WRITTEN INSTRUCTION
A single number is the answer here: how many lines of the entries contain "name"?
** Start of RAW RECORDS **
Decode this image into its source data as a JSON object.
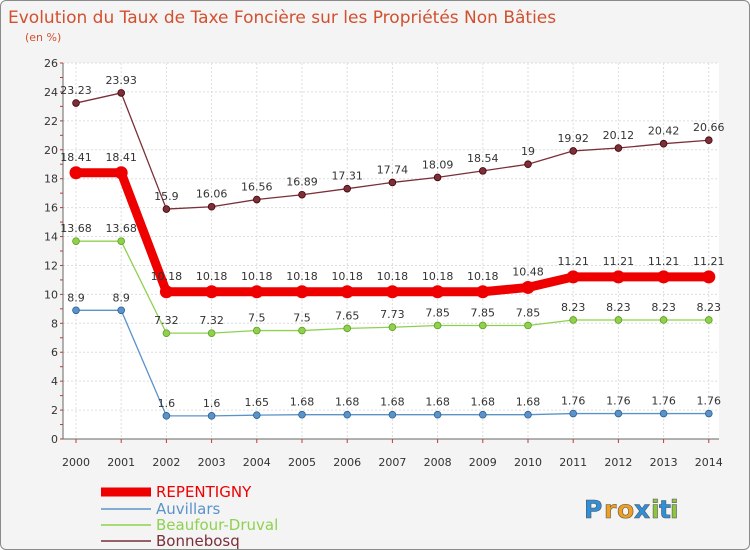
{
  "chart_data": {
    "type": "line",
    "title": "Evolution du Taux de Taxe Foncière sur les Propriétés Non Bâties",
    "subtitle": "(en %)",
    "xlabel": "",
    "ylabel": "(en %)",
    "x": [
      "2000",
      "2001",
      "2002",
      "2003",
      "2004",
      "2005",
      "2006",
      "2007",
      "2008",
      "2009",
      "2010",
      "2011",
      "2012",
      "2013",
      "2014"
    ],
    "ylim": [
      0,
      26
    ],
    "yticks": [
      0,
      2,
      4,
      6,
      8,
      10,
      12,
      14,
      16,
      18,
      20,
      22,
      24,
      26
    ],
    "grid": true,
    "legend_position": "bottom-left",
    "series": [
      {
        "name": "REPENTIGNY",
        "color": "#ee0000",
        "values": [
          18.41,
          18.41,
          10.18,
          10.18,
          10.18,
          10.18,
          10.18,
          10.18,
          10.18,
          10.18,
          10.48,
          11.21,
          11.21,
          11.21,
          11.21
        ],
        "labels": [
          "18.41",
          "18.41",
          "10.18",
          "10.18",
          "10.18",
          "10.18",
          "10.18",
          "10.18",
          "10.18",
          "10.18",
          "10.48",
          "11.21",
          "11.21",
          "11.21",
          "11.21"
        ]
      },
      {
        "name": "Auvillars",
        "color": "#5b93c8",
        "values": [
          8.9,
          8.9,
          1.6,
          1.6,
          1.65,
          1.68,
          1.68,
          1.68,
          1.68,
          1.68,
          1.68,
          1.76,
          1.76,
          1.76,
          1.76
        ],
        "labels": [
          "8.9",
          "8.9",
          "1.6",
          "1.6",
          "1.65",
          "1.68",
          "1.68",
          "1.68",
          "1.68",
          "1.68",
          "1.68",
          "1.76",
          "1.76",
          "1.76",
          "1.76"
        ]
      },
      {
        "name": "Beaufour-Druval",
        "color": "#8fd14f",
        "values": [
          13.68,
          13.68,
          7.32,
          7.32,
          7.5,
          7.5,
          7.65,
          7.73,
          7.85,
          7.85,
          7.85,
          8.23,
          8.23,
          8.23,
          8.23
        ],
        "labels": [
          "13.68",
          "13.68",
          "7.32",
          "7.32",
          "7.5",
          "7.5",
          "7.65",
          "7.73",
          "7.85",
          "7.85",
          "7.85",
          "8.23",
          "8.23",
          "8.23",
          "8.23"
        ]
      },
      {
        "name": "Bonnebosq",
        "color": "#7a3038",
        "values": [
          23.23,
          23.93,
          15.9,
          16.06,
          16.56,
          16.89,
          17.31,
          17.74,
          18.09,
          18.54,
          19,
          19.92,
          20.12,
          20.42,
          20.66
        ],
        "labels": [
          "23.23",
          "23.93",
          "15.9",
          "16.06",
          "16.56",
          "16.89",
          "17.31",
          "17.74",
          "18.09",
          "18.54",
          "19",
          "19.92",
          "20.12",
          "20.42",
          "20.66"
        ]
      }
    ]
  },
  "logo": {
    "letters": [
      "P",
      "r",
      "o",
      "x",
      "i",
      "t",
      "i"
    ],
    "colors": [
      "#2f8fd8",
      "#f0a020",
      "#f0a020",
      "#2f8fd8",
      "#8cc63f",
      "#2f8fd8",
      "#8cc63f"
    ]
  }
}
** End of RAW RECORDS **
FULL ANSWER
4